Problem to solve: Extract the lines of the items below without any change, from the first line through the line that contains "compute-resource-section: Compute resource", including both.

Provided entries start

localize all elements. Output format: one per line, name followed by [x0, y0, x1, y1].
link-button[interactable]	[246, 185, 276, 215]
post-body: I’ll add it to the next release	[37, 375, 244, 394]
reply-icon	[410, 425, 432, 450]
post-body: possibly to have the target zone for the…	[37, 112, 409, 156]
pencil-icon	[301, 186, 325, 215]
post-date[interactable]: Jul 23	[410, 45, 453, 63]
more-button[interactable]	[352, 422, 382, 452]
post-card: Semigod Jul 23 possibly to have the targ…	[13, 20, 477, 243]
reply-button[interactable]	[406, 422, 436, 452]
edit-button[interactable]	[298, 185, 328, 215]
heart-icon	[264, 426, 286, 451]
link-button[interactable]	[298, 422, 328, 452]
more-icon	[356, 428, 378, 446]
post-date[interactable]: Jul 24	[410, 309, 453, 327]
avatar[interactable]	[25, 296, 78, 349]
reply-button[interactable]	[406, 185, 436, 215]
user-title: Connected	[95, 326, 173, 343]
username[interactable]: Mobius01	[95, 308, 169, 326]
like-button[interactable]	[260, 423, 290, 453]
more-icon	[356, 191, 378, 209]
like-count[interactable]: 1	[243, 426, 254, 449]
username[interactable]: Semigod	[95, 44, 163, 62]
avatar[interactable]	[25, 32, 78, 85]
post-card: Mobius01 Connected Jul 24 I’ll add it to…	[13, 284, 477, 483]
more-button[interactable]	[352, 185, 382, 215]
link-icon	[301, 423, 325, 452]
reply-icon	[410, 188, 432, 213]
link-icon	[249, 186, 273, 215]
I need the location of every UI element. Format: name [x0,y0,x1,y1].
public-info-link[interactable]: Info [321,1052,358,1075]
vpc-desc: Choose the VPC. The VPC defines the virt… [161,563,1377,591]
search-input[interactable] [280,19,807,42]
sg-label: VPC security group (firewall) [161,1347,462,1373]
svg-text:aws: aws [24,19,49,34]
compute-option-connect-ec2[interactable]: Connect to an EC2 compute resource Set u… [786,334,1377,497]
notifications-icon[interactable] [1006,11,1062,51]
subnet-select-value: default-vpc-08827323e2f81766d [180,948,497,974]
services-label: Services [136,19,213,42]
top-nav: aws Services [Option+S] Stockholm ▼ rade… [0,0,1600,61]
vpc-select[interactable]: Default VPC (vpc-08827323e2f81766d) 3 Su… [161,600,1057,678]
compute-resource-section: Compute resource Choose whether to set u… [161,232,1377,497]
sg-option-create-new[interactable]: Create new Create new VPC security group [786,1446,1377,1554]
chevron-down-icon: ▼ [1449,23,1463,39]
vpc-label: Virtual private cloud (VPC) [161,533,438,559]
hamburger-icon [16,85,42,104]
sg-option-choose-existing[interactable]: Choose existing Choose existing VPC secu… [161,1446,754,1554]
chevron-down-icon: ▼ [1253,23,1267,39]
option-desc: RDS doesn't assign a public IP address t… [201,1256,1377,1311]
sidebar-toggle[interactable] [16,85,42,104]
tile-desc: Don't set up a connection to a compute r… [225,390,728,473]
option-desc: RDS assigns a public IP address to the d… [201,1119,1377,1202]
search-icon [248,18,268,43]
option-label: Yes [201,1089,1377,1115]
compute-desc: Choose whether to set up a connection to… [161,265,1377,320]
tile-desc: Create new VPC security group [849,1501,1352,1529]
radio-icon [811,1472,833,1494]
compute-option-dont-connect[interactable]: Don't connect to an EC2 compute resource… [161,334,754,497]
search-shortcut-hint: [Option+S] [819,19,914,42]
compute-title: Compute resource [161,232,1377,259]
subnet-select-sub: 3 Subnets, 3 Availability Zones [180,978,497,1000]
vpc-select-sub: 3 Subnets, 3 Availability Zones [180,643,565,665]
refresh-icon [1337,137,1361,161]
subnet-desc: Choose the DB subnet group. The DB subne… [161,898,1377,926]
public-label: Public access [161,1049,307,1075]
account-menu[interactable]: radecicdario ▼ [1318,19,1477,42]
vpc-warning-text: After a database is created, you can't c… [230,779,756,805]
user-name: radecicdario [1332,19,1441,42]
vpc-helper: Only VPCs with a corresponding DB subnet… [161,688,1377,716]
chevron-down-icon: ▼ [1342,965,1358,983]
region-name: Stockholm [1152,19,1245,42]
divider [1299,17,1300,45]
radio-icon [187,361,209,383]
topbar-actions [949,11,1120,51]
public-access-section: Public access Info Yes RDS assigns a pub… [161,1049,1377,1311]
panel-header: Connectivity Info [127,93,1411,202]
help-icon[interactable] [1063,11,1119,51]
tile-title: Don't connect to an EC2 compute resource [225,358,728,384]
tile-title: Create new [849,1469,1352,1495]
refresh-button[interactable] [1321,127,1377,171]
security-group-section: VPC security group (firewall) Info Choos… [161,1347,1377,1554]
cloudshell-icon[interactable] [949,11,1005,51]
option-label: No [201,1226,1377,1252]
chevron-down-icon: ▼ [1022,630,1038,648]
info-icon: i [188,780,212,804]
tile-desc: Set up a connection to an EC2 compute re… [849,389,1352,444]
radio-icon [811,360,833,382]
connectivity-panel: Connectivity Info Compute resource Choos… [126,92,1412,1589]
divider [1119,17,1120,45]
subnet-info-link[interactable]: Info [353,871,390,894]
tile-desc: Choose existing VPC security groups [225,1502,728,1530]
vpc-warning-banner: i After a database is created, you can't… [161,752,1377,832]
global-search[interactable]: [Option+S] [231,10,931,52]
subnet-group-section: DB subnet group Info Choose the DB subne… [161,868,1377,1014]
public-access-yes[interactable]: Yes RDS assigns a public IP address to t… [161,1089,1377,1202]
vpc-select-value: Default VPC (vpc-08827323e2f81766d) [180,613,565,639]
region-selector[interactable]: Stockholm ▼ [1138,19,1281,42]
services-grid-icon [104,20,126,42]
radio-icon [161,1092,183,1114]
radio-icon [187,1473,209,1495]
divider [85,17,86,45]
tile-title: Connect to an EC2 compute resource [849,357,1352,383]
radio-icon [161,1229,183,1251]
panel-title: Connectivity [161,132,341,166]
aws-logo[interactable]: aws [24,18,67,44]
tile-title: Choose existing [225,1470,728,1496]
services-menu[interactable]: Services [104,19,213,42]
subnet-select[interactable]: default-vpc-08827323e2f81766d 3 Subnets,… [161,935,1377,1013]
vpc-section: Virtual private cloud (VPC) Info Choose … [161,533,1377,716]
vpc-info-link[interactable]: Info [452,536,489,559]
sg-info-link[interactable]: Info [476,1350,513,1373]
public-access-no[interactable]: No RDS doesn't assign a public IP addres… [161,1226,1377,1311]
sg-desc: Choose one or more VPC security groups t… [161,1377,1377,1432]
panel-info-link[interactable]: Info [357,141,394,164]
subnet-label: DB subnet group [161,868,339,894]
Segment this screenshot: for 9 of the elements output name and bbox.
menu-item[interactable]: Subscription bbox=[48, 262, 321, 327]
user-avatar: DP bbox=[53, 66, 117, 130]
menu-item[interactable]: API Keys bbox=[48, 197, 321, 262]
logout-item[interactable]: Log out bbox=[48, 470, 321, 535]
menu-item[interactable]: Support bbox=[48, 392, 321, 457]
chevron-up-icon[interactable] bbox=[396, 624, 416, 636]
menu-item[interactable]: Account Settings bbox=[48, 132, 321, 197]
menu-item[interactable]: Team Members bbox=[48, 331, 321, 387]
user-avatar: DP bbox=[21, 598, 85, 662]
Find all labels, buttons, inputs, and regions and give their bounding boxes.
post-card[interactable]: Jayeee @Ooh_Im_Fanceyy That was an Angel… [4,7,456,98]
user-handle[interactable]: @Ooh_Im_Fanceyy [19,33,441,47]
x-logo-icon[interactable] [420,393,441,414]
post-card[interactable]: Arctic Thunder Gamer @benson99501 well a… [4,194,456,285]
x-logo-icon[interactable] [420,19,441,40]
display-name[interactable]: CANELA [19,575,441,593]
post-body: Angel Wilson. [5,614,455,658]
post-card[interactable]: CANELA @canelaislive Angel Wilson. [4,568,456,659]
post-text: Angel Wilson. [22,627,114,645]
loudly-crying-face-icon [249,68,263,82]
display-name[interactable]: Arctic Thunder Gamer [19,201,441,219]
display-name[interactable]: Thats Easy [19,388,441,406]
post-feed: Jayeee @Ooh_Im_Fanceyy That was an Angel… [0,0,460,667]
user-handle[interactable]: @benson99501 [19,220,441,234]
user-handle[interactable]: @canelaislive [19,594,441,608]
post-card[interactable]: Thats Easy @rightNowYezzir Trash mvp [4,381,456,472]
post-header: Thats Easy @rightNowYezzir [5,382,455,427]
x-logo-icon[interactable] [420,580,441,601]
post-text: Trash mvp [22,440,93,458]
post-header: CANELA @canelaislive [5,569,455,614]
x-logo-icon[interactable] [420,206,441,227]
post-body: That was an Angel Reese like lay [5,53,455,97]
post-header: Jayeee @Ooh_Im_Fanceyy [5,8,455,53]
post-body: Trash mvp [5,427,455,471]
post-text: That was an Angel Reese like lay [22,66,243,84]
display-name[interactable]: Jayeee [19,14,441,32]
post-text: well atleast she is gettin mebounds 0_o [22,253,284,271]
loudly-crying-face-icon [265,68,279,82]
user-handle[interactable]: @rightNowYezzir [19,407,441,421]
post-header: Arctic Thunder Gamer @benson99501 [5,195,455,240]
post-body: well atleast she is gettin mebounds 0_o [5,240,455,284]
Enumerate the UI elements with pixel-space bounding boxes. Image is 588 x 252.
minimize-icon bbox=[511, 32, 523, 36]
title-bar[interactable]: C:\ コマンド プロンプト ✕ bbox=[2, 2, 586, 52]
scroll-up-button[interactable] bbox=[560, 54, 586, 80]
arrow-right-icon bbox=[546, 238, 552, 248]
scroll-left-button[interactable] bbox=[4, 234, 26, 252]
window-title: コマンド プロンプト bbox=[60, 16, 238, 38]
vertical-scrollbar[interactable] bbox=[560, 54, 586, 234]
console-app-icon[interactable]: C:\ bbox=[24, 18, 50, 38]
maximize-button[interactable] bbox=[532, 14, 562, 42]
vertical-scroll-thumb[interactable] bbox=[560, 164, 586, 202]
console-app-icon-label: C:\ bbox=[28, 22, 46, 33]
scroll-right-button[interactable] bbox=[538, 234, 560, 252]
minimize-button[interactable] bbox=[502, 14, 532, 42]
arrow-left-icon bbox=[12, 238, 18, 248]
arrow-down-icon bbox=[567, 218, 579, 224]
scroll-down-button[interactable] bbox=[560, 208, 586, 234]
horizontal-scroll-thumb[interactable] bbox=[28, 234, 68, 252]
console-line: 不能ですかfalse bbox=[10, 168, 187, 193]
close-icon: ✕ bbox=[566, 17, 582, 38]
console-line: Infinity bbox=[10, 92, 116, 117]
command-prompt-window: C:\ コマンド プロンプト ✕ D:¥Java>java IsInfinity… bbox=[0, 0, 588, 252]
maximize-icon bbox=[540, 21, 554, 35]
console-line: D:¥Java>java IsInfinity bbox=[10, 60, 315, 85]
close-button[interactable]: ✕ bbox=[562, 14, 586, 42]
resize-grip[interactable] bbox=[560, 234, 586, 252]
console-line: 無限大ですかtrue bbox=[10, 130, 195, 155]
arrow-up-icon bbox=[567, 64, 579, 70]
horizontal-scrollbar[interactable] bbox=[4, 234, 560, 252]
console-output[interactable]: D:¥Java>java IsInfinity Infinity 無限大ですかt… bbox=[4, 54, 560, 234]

Provided entries end

Result:
localize all elements. Output format: one per line, name followed by [x0, y0, x1, y1].
link-button[interactable]	[246, 185, 276, 215]
post-body: I’ll add it to the next release	[37, 375, 244, 394]
reply-icon	[410, 425, 432, 450]
post-body: possibly to have the target zone for the…	[37, 112, 409, 156]
pencil-icon	[301, 186, 325, 215]
post-date[interactable]: Jul 23	[410, 45, 453, 63]
more-button[interactable]	[352, 422, 382, 452]
post-card: Semigod Jul 23 possibly to have the targ…	[13, 20, 477, 243]
reply-button[interactable]	[406, 422, 436, 452]
edit-button[interactable]	[298, 185, 328, 215]
heart-icon	[264, 426, 286, 451]
link-button[interactable]	[298, 422, 328, 452]
more-icon	[356, 428, 378, 446]
post-date[interactable]: Jul 24	[410, 309, 453, 327]
avatar[interactable]	[25, 296, 78, 349]
reply-button[interactable]	[406, 185, 436, 215]
user-title: Connected	[95, 326, 173, 343]
username[interactable]: Mobius01	[95, 308, 169, 326]
like-button[interactable]	[260, 423, 290, 453]
more-icon	[356, 191, 378, 209]
like-count[interactable]: 1	[243, 426, 254, 449]
username[interactable]: Semigod	[95, 44, 163, 62]
avatar[interactable]	[25, 32, 78, 85]
post-card: Mobius01 Connected Jul 24 I’ll add it to…	[13, 284, 477, 483]
more-button[interactable]	[352, 185, 382, 215]
link-icon	[301, 423, 325, 452]
reply-icon	[410, 188, 432, 213]
link-icon	[249, 186, 273, 215]
I need the location of every UI element. Format: name [x0,y0,x1,y1].
public-info-link[interactable]: Info [321,1052,358,1075]
vpc-desc: Choose the VPC. The VPC defines the virt… [161,563,1377,591]
search-input[interactable] [280,19,807,42]
sg-label: VPC security group (firewall) [161,1347,462,1373]
svg-text:aws: aws [24,19,49,34]
compute-option-connect-ec2[interactable]: Connect to an EC2 compute resource Set u… [786,334,1377,497]
notifications-icon[interactable] [1006,11,1062,51]
subnet-select-value: default-vpc-08827323e2f81766d [180,948,497,974]
services-label: Services [136,19,213,42]
top-nav: aws Services [Option+S] Stockholm ▼ rade… [0,0,1600,61]
vpc-select[interactable]: Default VPC (vpc-08827323e2f81766d) 3 Su… [161,600,1057,678]
compute-resource-section: Compute resource Choose whether to set u… [161,232,1377,497]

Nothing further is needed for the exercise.